[What you should do]
Scan the material for the word "Peripheral" and return every matching line.

[Data supplied]
>>>>

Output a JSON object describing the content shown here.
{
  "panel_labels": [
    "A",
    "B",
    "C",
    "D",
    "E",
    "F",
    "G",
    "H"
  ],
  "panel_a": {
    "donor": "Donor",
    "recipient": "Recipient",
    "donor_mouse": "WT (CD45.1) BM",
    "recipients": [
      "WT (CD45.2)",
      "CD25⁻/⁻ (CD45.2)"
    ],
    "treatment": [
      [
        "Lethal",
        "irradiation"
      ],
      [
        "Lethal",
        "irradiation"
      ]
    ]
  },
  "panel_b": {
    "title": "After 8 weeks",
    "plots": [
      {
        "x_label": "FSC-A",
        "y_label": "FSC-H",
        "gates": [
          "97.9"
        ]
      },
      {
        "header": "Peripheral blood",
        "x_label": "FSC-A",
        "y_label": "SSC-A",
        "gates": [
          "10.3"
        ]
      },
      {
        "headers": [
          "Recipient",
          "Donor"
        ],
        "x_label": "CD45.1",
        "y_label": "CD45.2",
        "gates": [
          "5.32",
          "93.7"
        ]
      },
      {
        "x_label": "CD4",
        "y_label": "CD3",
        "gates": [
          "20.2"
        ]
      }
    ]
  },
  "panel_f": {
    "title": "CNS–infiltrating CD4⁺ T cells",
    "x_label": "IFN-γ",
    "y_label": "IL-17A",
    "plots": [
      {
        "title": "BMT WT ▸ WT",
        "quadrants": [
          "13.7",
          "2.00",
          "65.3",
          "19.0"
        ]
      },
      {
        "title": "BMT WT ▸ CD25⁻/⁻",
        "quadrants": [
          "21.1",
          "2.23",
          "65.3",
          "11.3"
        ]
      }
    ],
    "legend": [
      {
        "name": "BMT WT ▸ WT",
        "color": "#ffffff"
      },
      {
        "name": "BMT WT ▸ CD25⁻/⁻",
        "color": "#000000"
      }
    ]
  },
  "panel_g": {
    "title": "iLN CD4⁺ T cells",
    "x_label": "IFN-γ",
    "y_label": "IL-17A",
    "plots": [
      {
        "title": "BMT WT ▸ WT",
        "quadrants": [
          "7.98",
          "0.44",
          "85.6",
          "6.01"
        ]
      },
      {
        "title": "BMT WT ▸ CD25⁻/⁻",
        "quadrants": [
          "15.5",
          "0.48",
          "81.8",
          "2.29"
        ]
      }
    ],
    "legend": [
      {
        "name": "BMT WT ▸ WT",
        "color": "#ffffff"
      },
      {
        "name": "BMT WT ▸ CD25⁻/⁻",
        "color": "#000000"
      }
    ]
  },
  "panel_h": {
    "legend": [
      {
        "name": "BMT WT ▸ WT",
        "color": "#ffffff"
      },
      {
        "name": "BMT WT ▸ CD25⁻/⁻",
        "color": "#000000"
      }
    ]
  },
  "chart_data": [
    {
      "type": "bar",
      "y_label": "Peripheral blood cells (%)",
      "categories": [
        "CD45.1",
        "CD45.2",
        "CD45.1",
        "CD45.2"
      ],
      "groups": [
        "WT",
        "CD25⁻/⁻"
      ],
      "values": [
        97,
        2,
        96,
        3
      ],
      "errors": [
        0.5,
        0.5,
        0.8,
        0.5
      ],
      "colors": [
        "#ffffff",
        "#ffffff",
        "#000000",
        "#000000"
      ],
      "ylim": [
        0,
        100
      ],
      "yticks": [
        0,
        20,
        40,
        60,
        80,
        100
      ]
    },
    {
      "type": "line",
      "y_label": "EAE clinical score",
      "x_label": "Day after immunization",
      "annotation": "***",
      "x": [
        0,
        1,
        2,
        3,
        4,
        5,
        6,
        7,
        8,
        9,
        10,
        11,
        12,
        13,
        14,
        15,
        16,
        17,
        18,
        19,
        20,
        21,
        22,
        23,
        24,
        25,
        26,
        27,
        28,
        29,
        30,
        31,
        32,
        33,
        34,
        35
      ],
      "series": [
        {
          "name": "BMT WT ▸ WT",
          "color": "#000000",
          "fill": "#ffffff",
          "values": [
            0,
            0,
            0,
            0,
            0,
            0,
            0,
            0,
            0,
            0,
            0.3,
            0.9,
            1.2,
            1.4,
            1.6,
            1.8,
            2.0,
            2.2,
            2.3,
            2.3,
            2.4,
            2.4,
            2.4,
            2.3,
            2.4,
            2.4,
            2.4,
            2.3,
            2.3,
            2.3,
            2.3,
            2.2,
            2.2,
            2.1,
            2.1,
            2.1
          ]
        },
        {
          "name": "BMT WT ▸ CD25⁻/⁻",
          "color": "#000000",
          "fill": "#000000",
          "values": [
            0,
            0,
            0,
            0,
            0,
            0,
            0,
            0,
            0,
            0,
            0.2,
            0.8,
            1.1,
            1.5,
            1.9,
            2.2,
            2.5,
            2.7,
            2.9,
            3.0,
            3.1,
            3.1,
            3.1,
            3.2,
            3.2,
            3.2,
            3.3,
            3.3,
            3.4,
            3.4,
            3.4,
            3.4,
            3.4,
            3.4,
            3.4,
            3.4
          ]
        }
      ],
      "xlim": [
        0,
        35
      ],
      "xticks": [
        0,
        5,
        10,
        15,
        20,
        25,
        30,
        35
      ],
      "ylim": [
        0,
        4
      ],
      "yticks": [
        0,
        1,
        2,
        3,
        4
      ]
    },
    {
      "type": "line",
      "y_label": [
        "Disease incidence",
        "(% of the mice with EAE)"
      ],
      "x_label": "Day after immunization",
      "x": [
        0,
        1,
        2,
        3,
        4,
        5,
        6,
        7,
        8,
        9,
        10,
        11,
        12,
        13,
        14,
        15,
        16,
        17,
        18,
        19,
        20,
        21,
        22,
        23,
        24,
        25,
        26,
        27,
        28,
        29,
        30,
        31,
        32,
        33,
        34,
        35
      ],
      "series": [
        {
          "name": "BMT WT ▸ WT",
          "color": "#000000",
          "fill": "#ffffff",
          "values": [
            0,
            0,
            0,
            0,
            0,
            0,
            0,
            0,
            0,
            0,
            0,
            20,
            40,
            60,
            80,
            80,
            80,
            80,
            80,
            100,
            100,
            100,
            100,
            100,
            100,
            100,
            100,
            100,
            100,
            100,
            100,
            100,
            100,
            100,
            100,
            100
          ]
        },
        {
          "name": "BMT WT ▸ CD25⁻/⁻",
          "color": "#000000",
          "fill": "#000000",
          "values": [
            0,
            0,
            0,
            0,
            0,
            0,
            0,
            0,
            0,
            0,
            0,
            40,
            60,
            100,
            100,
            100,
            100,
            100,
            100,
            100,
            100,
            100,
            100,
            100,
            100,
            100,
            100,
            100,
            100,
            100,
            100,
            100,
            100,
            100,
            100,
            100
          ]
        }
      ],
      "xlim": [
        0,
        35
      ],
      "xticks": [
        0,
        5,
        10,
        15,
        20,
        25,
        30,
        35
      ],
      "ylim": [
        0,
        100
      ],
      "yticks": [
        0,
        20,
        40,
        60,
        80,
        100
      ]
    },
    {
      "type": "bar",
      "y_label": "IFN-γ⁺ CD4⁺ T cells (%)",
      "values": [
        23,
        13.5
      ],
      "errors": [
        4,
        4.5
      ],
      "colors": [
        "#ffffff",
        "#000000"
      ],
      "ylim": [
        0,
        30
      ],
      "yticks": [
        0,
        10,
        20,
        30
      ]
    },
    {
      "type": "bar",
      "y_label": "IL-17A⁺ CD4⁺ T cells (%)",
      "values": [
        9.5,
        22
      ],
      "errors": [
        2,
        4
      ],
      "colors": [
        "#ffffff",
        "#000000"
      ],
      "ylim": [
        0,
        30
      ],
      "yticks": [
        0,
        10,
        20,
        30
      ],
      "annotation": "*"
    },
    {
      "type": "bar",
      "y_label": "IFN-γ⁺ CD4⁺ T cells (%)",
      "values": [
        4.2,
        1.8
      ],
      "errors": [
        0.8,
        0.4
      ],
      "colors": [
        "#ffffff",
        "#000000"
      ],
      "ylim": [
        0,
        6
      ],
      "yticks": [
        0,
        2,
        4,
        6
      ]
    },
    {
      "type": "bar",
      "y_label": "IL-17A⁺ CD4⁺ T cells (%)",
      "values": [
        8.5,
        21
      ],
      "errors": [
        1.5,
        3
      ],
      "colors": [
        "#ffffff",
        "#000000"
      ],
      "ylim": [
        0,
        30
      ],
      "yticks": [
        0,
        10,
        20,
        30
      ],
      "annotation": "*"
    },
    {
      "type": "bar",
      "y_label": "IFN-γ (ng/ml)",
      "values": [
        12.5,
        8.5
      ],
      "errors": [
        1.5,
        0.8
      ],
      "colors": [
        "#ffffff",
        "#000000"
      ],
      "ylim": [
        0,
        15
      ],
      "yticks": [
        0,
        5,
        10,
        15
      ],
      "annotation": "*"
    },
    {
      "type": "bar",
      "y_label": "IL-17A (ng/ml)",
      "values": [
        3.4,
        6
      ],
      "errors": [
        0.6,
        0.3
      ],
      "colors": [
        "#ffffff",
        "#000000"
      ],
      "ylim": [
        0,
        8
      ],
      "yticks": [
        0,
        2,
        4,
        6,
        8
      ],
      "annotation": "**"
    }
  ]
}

<<<<

[The answer]
        "header": "Peripheral blood",
      "y_label": "Peripheral blood cells (%)",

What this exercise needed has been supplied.